▶ [PROBLEM]:
Exactly the lines from the one containing "Read out every word on this page." through the end of the data below are to be reproduced, and nothing besides them.

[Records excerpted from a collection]
##############################
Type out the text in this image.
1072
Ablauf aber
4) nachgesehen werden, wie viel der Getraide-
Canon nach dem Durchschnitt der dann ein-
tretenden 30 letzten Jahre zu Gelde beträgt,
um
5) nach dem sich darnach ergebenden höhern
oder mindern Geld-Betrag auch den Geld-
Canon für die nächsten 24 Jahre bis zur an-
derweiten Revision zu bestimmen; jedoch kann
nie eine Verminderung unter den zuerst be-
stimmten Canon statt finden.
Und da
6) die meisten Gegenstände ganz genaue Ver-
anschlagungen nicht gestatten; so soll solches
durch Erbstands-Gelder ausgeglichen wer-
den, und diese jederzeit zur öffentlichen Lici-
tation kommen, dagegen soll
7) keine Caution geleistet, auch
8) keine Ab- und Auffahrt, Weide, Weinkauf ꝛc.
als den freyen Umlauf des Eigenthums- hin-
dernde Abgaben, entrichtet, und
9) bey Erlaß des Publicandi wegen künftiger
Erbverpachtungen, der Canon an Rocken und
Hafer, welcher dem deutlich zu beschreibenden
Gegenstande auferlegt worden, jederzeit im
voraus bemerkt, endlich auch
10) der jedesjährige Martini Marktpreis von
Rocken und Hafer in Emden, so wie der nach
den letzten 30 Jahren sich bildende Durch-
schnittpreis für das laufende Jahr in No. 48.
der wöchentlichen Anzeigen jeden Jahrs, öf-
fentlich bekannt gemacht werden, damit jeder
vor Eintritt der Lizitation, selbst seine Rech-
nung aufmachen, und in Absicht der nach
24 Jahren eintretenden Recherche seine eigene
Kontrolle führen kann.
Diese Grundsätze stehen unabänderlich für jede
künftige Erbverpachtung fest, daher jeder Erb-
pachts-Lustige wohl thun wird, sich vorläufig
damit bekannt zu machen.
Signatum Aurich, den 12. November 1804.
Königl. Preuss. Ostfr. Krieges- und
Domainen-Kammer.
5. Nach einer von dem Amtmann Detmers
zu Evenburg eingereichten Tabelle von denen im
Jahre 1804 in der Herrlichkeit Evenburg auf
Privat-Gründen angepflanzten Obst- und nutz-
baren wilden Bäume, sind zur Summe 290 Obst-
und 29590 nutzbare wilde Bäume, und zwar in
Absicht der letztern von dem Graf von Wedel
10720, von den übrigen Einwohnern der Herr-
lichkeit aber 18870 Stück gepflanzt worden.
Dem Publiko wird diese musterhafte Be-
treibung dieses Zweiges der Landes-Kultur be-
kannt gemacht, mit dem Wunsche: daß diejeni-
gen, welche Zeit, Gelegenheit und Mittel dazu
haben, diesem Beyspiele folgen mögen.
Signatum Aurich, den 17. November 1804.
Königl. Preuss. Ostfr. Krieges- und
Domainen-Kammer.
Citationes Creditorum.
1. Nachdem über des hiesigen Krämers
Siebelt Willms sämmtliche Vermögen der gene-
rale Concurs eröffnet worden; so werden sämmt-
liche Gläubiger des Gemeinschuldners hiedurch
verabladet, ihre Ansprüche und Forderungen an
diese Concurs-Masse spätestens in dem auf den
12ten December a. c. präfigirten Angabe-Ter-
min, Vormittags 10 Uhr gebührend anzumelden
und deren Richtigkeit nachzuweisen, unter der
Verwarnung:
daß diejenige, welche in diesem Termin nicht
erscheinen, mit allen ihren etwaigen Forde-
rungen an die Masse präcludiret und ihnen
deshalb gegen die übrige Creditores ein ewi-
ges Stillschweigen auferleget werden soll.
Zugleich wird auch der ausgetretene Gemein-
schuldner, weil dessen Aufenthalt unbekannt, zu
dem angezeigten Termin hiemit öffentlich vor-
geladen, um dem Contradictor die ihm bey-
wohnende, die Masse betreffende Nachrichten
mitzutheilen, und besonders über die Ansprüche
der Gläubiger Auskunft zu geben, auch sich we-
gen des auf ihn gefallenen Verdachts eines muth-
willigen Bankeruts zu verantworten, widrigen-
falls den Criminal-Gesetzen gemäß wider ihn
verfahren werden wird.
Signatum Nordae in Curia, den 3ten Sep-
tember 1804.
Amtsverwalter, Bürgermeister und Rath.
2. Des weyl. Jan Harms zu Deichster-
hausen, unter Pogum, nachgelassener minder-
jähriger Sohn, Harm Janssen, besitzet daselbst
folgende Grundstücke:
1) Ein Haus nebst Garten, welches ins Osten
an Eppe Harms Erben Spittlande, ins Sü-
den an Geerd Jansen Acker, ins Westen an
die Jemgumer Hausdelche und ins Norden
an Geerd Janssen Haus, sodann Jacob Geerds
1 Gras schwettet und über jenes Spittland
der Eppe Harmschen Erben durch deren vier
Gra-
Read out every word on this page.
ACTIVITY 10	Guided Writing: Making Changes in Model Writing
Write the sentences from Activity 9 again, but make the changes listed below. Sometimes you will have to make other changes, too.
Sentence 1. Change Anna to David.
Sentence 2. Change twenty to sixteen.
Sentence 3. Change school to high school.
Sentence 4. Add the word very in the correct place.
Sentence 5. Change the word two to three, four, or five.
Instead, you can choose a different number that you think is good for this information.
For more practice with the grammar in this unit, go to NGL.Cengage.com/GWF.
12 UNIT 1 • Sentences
##############################
▶ [RESPONSE]:
Read out every word on this page.
ACTIVITY 10	Guided Writing: Making Changes in Model Writing
Write the sentences from Activity 9 again, but make the changes listed below. Sometimes you will have to make other changes, too.
Sentence 1. Change Anna to David.
Sentence 2. Change twenty to sixteen.
Sentence 3. Change school to high school.
Sentence 4. Add the word very in the correct place.
Sentence 5. Change the word two to three, four, or five.
Instead, you can choose a different number that you think is good for this information.
For more practice with the grammar in this unit, go to NGL.Cengage.com/GWF.
12 UNIT 1 • Sentences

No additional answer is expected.